### Requirements
Print all records exactly, leaving nothing out.

[Data entries]
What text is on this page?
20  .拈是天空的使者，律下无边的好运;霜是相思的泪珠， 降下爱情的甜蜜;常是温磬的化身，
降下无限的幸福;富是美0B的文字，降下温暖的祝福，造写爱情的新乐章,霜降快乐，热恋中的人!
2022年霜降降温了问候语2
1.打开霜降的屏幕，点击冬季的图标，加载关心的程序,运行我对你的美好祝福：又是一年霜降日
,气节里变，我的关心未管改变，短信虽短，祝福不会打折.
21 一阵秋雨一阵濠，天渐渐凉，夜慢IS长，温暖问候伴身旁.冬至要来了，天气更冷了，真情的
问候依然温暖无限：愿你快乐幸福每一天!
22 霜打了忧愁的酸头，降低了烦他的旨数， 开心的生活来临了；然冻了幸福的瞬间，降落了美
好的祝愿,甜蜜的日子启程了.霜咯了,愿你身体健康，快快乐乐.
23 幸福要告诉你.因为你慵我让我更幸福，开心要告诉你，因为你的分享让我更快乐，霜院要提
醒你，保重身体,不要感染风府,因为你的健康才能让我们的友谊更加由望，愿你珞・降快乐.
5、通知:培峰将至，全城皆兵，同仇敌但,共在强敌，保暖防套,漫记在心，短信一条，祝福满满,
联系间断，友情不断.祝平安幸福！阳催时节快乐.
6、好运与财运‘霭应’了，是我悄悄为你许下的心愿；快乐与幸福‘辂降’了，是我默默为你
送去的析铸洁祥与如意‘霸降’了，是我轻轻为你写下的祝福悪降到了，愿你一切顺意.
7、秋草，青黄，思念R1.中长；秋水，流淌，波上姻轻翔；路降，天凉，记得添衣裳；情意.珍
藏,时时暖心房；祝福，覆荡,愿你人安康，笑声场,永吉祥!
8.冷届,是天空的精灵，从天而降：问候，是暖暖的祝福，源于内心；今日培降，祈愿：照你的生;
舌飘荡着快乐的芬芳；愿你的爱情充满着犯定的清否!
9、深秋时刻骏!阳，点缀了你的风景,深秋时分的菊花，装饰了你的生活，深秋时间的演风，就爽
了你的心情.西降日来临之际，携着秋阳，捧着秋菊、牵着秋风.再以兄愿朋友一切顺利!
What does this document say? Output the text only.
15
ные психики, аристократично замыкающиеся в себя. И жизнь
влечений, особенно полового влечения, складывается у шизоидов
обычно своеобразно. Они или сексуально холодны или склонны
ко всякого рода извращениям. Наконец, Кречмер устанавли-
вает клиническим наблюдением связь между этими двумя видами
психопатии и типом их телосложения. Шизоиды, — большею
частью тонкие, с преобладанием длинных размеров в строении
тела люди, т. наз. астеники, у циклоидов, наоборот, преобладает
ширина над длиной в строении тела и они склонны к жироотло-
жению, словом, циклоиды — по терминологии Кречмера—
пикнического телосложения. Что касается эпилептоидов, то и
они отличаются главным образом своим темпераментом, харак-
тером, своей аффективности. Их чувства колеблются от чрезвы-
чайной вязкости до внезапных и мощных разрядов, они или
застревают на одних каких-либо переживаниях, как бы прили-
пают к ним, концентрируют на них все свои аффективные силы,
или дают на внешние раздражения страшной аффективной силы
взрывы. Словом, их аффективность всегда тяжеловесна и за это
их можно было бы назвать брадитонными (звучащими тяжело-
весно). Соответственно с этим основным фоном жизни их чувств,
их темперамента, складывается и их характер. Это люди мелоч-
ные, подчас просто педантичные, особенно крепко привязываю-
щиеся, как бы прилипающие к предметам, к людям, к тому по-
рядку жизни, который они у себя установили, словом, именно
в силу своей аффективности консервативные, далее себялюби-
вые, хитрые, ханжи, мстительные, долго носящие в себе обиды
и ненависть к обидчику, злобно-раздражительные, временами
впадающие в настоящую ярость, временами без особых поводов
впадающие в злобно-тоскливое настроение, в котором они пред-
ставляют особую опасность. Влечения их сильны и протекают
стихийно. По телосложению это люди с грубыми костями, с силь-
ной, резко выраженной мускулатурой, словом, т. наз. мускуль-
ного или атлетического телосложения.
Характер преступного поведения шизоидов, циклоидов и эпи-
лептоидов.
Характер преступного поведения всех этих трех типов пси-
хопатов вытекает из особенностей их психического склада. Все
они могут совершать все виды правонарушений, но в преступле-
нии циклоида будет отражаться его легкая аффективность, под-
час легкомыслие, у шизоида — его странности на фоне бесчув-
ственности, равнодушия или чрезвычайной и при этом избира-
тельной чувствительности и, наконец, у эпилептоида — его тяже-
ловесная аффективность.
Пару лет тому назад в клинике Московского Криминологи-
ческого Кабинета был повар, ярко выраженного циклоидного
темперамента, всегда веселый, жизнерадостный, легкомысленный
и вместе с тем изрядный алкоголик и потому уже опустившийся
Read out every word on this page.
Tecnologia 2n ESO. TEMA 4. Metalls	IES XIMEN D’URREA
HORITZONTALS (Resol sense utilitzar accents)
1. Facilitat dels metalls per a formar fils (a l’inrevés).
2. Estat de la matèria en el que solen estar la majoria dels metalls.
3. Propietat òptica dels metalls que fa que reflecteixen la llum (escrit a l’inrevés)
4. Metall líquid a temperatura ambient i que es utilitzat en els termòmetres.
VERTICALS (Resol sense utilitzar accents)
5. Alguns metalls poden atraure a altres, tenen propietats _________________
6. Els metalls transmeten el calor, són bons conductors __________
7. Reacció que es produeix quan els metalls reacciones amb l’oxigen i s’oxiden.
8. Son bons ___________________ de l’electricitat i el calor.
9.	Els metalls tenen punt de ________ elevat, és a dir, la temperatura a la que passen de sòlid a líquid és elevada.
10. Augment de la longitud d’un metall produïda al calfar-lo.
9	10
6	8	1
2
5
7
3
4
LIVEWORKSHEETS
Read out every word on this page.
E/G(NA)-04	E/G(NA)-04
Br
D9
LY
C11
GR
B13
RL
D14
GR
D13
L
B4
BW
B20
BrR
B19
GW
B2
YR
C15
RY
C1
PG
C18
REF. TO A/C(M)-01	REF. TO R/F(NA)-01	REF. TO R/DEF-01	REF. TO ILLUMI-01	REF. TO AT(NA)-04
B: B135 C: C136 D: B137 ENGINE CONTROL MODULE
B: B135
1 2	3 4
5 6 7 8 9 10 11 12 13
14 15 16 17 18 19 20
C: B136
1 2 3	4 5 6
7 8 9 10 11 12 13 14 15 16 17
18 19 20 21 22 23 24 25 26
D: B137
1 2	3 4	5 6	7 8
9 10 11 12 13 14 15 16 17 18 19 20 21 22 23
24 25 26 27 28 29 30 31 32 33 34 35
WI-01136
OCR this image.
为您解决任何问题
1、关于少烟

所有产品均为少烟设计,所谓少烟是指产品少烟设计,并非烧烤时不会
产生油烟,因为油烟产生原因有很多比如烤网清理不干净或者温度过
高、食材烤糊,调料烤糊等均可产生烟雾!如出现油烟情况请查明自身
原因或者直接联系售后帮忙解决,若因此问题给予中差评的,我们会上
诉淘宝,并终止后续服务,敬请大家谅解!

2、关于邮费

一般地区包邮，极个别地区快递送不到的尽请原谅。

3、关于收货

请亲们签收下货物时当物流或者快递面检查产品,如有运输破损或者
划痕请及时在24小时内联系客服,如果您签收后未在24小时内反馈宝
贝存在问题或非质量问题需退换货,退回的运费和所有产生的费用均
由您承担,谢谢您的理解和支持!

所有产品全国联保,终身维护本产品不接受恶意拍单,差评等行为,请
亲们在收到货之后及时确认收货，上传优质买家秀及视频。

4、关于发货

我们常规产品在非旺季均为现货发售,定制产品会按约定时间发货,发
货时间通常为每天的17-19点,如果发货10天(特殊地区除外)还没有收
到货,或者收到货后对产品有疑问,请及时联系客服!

### Finished answer
What text is on this page?
20  .拈是天空的使者，律下无边的好运;霜是相思的泪珠， 降下爱情的甜蜜;常是温磬的化身，
降下无限的幸福;富是美0B的文字，降下温暖的祝福，造写爱情的新乐章,霜降快乐，热恋中的人!
2022年霜降降温了问候语2
1.打开霜降的屏幕，点击冬季的图标，加载关心的程序,运行我对你的美好祝福：又是一年霜降日
,气节里变，我的关心未管改变，短信虽短，祝福不会打折.
21 一阵秋雨一阵濠，天渐渐凉，夜慢IS长，温暖问候伴身旁.冬至要来了，天气更冷了，真情的
问候依然温暖无限：愿你快乐幸福每一天!
22 霜打了忧愁的酸头，降低了烦他的旨数， 开心的生活来临了；然冻了幸福的瞬间，降落了美
好的祝愿,甜蜜的日子启程了.霜咯了,愿你身体健康，快快乐乐.
23 幸福要告诉你.因为你慵我让我更幸福，开心要告诉你，因为你的分享让我更快乐，霜院要提
醒你，保重身体,不要感染风府,因为你的健康才能让我们的友谊更加由望，愿你珞・降快乐.
5、通知:培峰将至，全城皆兵，同仇敌但,共在强敌，保暖防套,漫记在心，短信一条，祝福满满,
联系间断，友情不断.祝平安幸福！阳催时节快乐.
6、好运与财运‘霭应’了，是我悄悄为你许下的心愿；快乐与幸福‘辂降’了，是我默默为你
送去的析铸洁祥与如意‘霸降’了，是我轻轻为你写下的祝福悪降到了，愿你一切顺意.
7、秋草，青黄，思念R1.中长；秋水，流淌，波上姻轻翔；路降，天凉，记得添衣裳；情意.珍
藏,时时暖心房；祝福，覆荡,愿你人安康，笑声场,永吉祥!
8.冷届,是天空的精灵，从天而降：问候，是暖暖的祝福，源于内心；今日培降，祈愿：照你的生;
舌飘荡着快乐的芬芳；愿你的爱情充满着犯定的清否!
9、深秋时刻骏!阳，点缀了你的风景,深秋时分的菊花，装饰了你的生活，深秋时间的演风，就爽
了你的心情.西降日来临之际，携着秋阳，捧着秋菊、牵着秋风.再以兄愿朋友一切顺利!
What does this document say? Output the text only.
15
ные психики, аристократично замыкающиеся в себя. И жизнь
влечений, особенно полового влечения, складывается у шизоидов
обычно своеобразно. Они или сексуально холодны или склонны
ко всякого рода извращениям. Наконец, Кречмер устанавли-
вает клиническим наблюдением связь между этими двумя видами
психопатии и типом их телосложения. Шизоиды, — большею
частью тонкие, с преобладанием длинных размеров в строении
тела люди, т. наз. астеники, у циклоидов, наоборот, преобладает
ширина над длиной в строении тела и они склонны к жироотло-
жению, словом, циклоиды — по терминологии Кречмера—
пикнического телосложения. Что касается эпилептоидов, то и
они отличаются главным образом своим темпераментом, харак-
тером, своей аффективности. Их чувства колеблются от чрезвы-
чайной вязкости до внезапных и мощных разрядов, они или
застревают на одних каких-либо переживаниях, как бы прили-
пают к ним, концентрируют на них все свои аффективные силы,
или дают на внешние раздражения страшной аффективной силы
взрывы. Словом, их аффективность всегда тяжеловесна и за это
их можно было бы назвать брадитонными (звучащими тяжело-
весно). Соответственно с этим основным фоном жизни их чувств,
их темперамента, складывается и их характер. Это люди мелоч-
ные, подчас просто педантичные, особенно крепко привязываю-
щиеся, как бы прилипающие к предметам, к людям, к тому по-
рядку жизни, который они у себя установили, словом, именно
в силу своей аффективности консервативные, далее себялюби-
вые, хитрые, ханжи, мстительные, долго носящие в себе обиды
и ненависть к обидчику, злобно-раздражительные, временами
впадающие в настоящую ярость, временами без особых поводов
впадающие в злобно-тоскливое настроение, в котором они пред-
ставляют особую опасность. Влечения их сильны и протекают
стихийно. По телосложению это люди с грубыми костями, с силь-
ной, резко выраженной мускулатурой, словом, т. наз. мускуль-
ного или атлетического телосложения.
Характер преступного поведения шизоидов, циклоидов и эпи-
лептоидов.
Характер преступного поведения всех этих трех типов пси-
хопатов вытекает из особенностей их психического склада. Все
они могут совершать все виды правонарушений, но в преступле-
нии циклоида будет отражаться его легкая аффективность, под-
час легкомыслие, у шизоида — его странности на фоне бесчув-
ственности, равнодушия или чрезвычайной и при этом избира-
тельной чувствительности и, наконец, у эпилептоида — его тяже-
ловесная аффективность.
Пару лет тому назад в клинике Московского Криминологи-
ческого Кабинета был повар, ярко выраженного циклоидного
темперамента, всегда веселый, жизнерадостный, легкомысленный
и вместе с тем изрядный алкоголик и потому уже опустившийся
Read out every word on this page.
Tecnologia 2n ESO. TEMA 4. Metalls	IES XIMEN D’URREA
HORITZONTALS (Resol sense utilitzar accents)
1. Facilitat dels metalls per a formar fils (a l’inrevés).
2. Estat de la matèria en el que solen estar la majoria dels metalls.
3. Propietat òptica dels metalls que fa que reflecteixen la llum (escrit a l’inrevés)
4. Metall líquid a temperatura ambient i que es utilitzat en els termòmetres.
VERTICALS (Resol sense utilitzar accents)
5. Alguns metalls poden atraure a altres, tenen propietats _________________
6. Els metalls transmeten el calor, són bons conductors __________
7. Reacció que es produeix quan els metalls reacciones amb l’oxigen i s’oxiden.
8. Son bons ___________________ de l’electricitat i el calor.
9.	Els metalls tenen punt de ________ elevat, és a dir, la temperatura a la que passen de sòlid a líquid és elevada.
10. Augment de la longitud d’un metall produïda al calfar-lo.
9	10
6	8	1
2
5
7
3
4
LIVEWORKSHEETS
Read out every word on this page.
E/G(NA)-04	E/G(NA)-04
Br
D9
LY
C11
GR
B13
RL
D14
GR
D13
L
B4
BW
B20
BrR
B19
GW
B2
YR
C15
RY
C1
PG
C18
REF. TO A/C(M)-01	REF. TO R/F(NA)-01	REF. TO R/DEF-01	REF. TO ILLUMI-01	REF. TO AT(NA)-04
B: B135 C: C136 D: B137 ENGINE CONTROL MODULE
B: B135
1 2	3 4
5 6 7 8 9 10 11 12 13
14 15 16 17 18 19 20
C: B136
1 2 3	4 5 6
7 8 9 10 11 12 13 14 15 16 17
18 19 20 21 22 23 24 25 26
D: B137
1 2	3 4	5 6	7 8
9 10 11 12 13 14 15 16 17 18 19 20 21 22 23
24 25 26 27 28 29 30 31 32 33 34 35
WI-01136
OCR this image.
为您解决任何问题
1、关于少烟

所有产品均为少烟设计,所谓少烟是指产品少烟设计,并非烧烤时不会
产生油烟,因为油烟产生原因有很多比如烤网清理不干净或者温度过
高、食材烤糊,调料烤糊等均可产生烟雾!如出现油烟情况请查明自身
原因或者直接联系售后帮忙解决,若因此问题给予中差评的,我们会上
诉淘宝,并终止后续服务,敬请大家谅解!

2、关于邮费

一般地区包邮，极个别地区快递送不到的尽请原谅。

3、关于收货

请亲们签收下货物时当物流或者快递面检查产品,如有运输破损或者
划痕请及时在24小时内联系客服,如果您签收后未在24小时内反馈宝
贝存在问题或非质量问题需退换货,退回的运费和所有产生的费用均
由您承担,谢谢您的理解和支持!

所有产品全国联保,终身维护本产品不接受恶意拍单,差评等行为,请
亲们在收到货之后及时确认收货，上传优质买家秀及视频。

4、关于发货

我们常规产品在非旺季均为现货发售,定制产品会按约定时间发货,发
货时间通常为每天的17-19点,如果发货10天(特殊地区除外)还没有收
到货,或者收到货后对产品有疑问,请及时联系客服!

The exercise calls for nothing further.